Dataset items
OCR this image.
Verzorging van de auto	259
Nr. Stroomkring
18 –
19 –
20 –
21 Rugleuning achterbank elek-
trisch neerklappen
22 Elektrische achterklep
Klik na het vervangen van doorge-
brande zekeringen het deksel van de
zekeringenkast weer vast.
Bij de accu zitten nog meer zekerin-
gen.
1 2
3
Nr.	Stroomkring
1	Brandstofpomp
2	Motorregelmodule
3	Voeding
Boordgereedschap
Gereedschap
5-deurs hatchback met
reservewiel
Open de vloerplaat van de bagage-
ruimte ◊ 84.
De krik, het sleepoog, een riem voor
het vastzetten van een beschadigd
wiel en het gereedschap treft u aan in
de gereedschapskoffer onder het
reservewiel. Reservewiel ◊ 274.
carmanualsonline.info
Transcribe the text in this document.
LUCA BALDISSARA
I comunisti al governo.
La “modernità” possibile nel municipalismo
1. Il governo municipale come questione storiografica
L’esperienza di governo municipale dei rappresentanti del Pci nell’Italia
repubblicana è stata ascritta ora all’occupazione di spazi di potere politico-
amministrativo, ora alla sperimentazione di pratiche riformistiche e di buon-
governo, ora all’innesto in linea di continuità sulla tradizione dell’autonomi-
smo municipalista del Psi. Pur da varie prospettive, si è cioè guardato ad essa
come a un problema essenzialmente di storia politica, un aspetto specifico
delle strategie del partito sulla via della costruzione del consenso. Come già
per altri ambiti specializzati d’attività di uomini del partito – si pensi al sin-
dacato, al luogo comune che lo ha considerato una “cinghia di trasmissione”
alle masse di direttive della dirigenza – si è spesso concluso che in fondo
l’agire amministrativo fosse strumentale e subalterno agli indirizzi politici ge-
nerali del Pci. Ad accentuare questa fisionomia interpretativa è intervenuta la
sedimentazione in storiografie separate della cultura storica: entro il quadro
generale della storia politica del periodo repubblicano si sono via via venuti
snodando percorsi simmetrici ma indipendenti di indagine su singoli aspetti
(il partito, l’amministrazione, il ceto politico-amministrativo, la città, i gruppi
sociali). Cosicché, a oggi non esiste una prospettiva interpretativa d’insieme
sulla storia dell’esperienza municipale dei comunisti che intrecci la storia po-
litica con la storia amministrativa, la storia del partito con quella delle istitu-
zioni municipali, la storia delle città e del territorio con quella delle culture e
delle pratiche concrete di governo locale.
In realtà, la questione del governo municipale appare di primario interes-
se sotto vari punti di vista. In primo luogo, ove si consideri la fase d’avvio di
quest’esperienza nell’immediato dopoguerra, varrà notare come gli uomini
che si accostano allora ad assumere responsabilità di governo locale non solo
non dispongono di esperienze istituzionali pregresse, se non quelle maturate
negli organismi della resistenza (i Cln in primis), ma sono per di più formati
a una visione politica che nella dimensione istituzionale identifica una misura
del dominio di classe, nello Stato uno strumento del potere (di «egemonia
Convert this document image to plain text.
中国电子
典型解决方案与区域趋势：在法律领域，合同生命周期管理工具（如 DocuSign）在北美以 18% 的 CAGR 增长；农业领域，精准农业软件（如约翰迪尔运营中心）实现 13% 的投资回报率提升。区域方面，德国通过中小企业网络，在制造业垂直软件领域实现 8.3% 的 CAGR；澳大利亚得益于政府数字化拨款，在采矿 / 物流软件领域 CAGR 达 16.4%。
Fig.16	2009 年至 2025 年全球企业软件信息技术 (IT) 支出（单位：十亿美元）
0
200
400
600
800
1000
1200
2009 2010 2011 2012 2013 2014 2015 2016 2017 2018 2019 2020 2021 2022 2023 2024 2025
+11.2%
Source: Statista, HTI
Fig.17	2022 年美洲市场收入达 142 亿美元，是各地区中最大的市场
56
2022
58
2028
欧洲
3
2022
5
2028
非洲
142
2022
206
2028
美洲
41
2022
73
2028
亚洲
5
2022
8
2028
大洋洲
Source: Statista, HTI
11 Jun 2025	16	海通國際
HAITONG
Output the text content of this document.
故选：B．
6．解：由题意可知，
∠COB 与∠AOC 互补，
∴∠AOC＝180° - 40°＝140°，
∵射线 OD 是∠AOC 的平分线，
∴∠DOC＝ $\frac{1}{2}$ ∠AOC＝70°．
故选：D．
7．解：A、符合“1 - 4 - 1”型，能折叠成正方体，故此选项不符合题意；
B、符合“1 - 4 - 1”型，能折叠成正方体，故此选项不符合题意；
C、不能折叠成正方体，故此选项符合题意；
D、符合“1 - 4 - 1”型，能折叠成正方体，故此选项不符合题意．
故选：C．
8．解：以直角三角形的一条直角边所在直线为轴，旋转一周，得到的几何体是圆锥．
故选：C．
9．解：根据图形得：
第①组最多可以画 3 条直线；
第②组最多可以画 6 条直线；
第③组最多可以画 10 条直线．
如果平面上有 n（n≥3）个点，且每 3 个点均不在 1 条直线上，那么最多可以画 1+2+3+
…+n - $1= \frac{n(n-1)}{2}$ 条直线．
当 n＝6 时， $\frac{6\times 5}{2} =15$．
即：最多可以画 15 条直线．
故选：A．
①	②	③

**The problem**
State how many lines of the records above contain the word "politico", and give only that number.

**Finished answer**
2